> [INSTRUCTION]:
Reproduce the records below in their entirety, character for character.

* START TASK MATERIAL *

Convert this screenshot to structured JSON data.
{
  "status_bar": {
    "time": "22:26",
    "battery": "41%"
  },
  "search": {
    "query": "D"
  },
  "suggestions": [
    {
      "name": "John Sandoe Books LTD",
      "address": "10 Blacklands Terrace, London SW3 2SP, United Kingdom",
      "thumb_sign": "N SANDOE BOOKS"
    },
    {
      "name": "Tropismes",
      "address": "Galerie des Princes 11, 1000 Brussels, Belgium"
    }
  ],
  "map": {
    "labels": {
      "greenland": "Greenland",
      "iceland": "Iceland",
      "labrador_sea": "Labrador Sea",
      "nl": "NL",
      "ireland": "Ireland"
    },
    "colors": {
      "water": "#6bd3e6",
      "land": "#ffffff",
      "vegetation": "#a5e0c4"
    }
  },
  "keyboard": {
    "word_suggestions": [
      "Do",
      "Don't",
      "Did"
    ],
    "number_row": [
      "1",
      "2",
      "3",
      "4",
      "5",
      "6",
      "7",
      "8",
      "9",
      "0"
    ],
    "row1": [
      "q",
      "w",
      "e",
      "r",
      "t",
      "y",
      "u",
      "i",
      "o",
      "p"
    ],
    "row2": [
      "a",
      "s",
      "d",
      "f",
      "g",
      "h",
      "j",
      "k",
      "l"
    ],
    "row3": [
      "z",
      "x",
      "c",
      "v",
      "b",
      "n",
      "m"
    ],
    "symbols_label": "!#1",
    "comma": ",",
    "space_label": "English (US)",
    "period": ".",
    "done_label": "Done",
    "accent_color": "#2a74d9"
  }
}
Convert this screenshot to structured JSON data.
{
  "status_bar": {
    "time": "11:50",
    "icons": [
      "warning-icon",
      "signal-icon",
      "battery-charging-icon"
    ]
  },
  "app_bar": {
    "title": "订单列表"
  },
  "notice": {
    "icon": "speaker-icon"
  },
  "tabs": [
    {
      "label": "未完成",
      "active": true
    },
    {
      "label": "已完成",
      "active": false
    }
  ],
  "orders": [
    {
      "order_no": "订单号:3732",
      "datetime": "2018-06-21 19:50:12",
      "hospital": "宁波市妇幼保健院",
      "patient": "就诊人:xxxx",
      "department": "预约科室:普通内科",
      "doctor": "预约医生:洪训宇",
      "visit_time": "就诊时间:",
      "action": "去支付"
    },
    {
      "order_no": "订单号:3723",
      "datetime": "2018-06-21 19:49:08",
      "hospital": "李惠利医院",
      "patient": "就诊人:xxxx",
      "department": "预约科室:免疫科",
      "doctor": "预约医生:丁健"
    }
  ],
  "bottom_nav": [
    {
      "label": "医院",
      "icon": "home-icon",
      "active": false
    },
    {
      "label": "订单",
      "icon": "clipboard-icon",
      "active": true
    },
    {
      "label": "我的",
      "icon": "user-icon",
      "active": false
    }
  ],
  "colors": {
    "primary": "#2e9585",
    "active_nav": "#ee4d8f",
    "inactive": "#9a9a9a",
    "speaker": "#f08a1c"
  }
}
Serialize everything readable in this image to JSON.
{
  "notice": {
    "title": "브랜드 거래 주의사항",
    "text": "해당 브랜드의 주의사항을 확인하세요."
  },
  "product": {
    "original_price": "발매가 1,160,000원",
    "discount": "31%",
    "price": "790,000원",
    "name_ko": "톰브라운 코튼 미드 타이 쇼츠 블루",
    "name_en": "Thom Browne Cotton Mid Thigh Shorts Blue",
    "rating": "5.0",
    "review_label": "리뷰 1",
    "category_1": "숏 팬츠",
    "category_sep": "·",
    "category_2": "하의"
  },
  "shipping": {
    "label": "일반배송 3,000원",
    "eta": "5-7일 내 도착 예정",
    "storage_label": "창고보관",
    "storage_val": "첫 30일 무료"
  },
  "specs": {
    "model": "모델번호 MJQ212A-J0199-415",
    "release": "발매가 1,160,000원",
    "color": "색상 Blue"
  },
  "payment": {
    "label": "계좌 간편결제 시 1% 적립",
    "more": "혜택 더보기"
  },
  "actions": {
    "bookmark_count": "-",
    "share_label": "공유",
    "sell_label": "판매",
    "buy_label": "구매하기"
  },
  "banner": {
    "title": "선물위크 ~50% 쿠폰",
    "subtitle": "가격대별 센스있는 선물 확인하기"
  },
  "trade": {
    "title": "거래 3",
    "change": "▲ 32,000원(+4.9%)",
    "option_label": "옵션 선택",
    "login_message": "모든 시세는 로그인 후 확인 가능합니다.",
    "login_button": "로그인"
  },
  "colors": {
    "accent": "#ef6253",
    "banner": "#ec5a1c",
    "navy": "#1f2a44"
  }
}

* END TASK MATERIAL *

> [ANSWER TO THE EXERCISE]:
Convert this screenshot to structured JSON data.
{
  "status_bar": {
    "time": "22:26",
    "battery": "41%"
  },
  "search": {
    "query": "D"
  },
  "suggestions": [
    {
      "name": "John Sandoe Books LTD",
      "address": "10 Blacklands Terrace, London SW3 2SP, United Kingdom",
      "thumb_sign": "N SANDOE BOOKS"
    },
    {
      "name": "Tropismes",
      "address": "Galerie des Princes 11, 1000 Brussels, Belgium"
    }
  ],
  "map": {
    "labels": {
      "greenland": "Greenland",
      "iceland": "Iceland",
      "labrador_sea": "Labrador Sea",
      "nl": "NL",
      "ireland": "Ireland"
    },
    "colors": {
      "water": "#6bd3e6",
      "land": "#ffffff",
      "vegetation": "#a5e0c4"
    }
  },
  "keyboard": {
    "word_suggestions": [
      "Do",
      "Don't",
      "Did"
    ],
    "number_row": [
      "1",
      "2",
      "3",
      "4",
      "5",
      "6",
      "7",
      "8",
      "9",
      "0"
    ],
    "row1": [
      "q",
      "w",
      "e",
      "r",
      "t",
      "y",
      "u",
      "i",
      "o",
      "p"
    ],
    "row2": [
      "a",
      "s",
      "d",
      "f",
      "g",
      "h",
      "j",
      "k",
      "l"
    ],
    "row3": [
      "z",
      "x",
      "c",
      "v",
      "b",
      "n",
      "m"
    ],
    "symbols_label": "!#1",
    "comma": ",",
    "space_label": "English (US)",
    "period": ".",
    "done_label": "Done",
    "accent_color": "#2a74d9"
  }
}
Convert this screenshot to structured JSON data.
{
  "status_bar": {
    "time": "11:50",
    "icons": [
      "warning-icon",
      "signal-icon",
      "battery-charging-icon"
    ]
  },
  "app_bar": {
    "title": "订单列表"
  },
  "notice": {
    "icon": "speaker-icon"
  },
  "tabs": [
    {
      "label": "未完成",
      "active": true
    },
    {
      "label": "已完成",
      "active": false
    }
  ],
  "orders": [
    {
      "order_no": "订单号:3732",
      "datetime": "2018-06-21 19:50:12",
      "hospital": "宁波市妇幼保健院",
      "patient": "就诊人:xxxx",
      "department": "预约科室:普通内科",
      "doctor": "预约医生:洪训宇",
      "visit_time": "就诊时间:",
      "action": "去支付"
    },
    {
      "order_no": "订单号:3723",
      "datetime": "2018-06-21 19:49:08",
      "hospital": "李惠利医院",
      "patient": "就诊人:xxxx",
      "department": "预约科室:免疫科",
      "doctor": "预约医生:丁健"
    }
  ],
  "bottom_nav": [
    {
      "label": "医院",
      "icon": "home-icon",
      "active": false
    },
    {
      "label": "订单",
      "icon": "clipboard-icon",
      "active": true
    },
    {
      "label": "我的",
      "icon": "user-icon",
      "active": false
    }
  ],
  "colors": {
    "primary": "#2e9585",
    "active_nav": "#ee4d8f",
    "inactive": "#9a9a9a",
    "speaker": "#f08a1c"
  }
}
Serialize everything readable in this image to JSON.
{
  "notice": {
    "title": "브랜드 거래 주의사항",
    "text": "해당 브랜드의 주의사항을 확인하세요."
  },
  "product": {
    "original_price": "발매가 1,160,000원",
    "discount": "31%",
    "price": "790,000원",
    "name_ko": "톰브라운 코튼 미드 타이 쇼츠 블루",
    "name_en": "Thom Browne Cotton Mid Thigh Shorts Blue",
    "rating": "5.0",
    "review_label": "리뷰 1",
    "category_1": "숏 팬츠",
    "category_sep": "·",
    "category_2": "하의"
  },
  "shipping": {
    "label": "일반배송 3,000원",
    "eta": "5-7일 내 도착 예정",
    "storage_label": "창고보관",
    "storage_val": "첫 30일 무료"
  },
  "specs": {
    "model": "모델번호 MJQ212A-J0199-415",
    "release": "발매가 1,160,000원",
    "color": "색상 Blue"
  },
  "payment": {
    "label": "계좌 간편결제 시 1% 적립",
    "more": "혜택 더보기"
  },
  "actions": {
    "bookmark_count": "-",
    "share_label": "공유",
    "sell_label": "판매",
    "buy_label": "구매하기"
  },
  "banner": {
    "title": "선물위크 ~50% 쿠폰",
    "subtitle": "가격대별 센스있는 선물 확인하기"
  },
  "trade": {
    "title": "거래 3",
    "change": "▲ 32,000원(+4.9%)",
    "option_label": "옵션 선택",
    "login_message": "모든 시세는 로그인 후 확인 가능합니다.",
    "login_button": "로그인"
  },
  "colors": {
    "accent": "#ef6253",
    "banner": "#ec5a1c",
    "navy": "#1f2a44"
  }
}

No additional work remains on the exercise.